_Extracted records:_

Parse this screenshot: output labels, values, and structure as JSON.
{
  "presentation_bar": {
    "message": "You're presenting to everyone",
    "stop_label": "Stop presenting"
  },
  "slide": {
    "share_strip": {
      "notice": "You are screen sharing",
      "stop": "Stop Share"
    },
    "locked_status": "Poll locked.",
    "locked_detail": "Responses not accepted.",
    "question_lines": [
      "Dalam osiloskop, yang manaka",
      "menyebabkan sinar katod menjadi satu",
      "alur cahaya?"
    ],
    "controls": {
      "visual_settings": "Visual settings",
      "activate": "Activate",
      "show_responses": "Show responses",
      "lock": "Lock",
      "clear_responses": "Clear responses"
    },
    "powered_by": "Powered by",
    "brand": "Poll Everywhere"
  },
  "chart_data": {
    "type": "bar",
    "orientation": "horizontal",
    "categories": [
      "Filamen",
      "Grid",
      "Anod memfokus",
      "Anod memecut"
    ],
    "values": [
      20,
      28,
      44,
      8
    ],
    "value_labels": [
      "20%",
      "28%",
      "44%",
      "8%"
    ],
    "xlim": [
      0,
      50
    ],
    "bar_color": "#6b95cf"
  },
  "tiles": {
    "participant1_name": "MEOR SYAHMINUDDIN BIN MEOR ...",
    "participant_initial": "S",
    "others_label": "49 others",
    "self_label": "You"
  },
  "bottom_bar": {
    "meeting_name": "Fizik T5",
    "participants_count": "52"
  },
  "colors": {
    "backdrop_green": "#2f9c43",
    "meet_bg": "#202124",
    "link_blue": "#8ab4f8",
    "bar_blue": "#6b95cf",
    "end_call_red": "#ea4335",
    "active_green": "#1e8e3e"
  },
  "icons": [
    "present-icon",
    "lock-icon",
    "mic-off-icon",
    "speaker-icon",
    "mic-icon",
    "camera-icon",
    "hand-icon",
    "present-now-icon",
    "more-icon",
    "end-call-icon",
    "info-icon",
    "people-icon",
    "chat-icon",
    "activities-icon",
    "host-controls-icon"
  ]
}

_YOUR OBJECTIVE:_ Across the records above, count the lines holding "Stop" and reply with that number alone.

_TASK SOLUTION:_ 2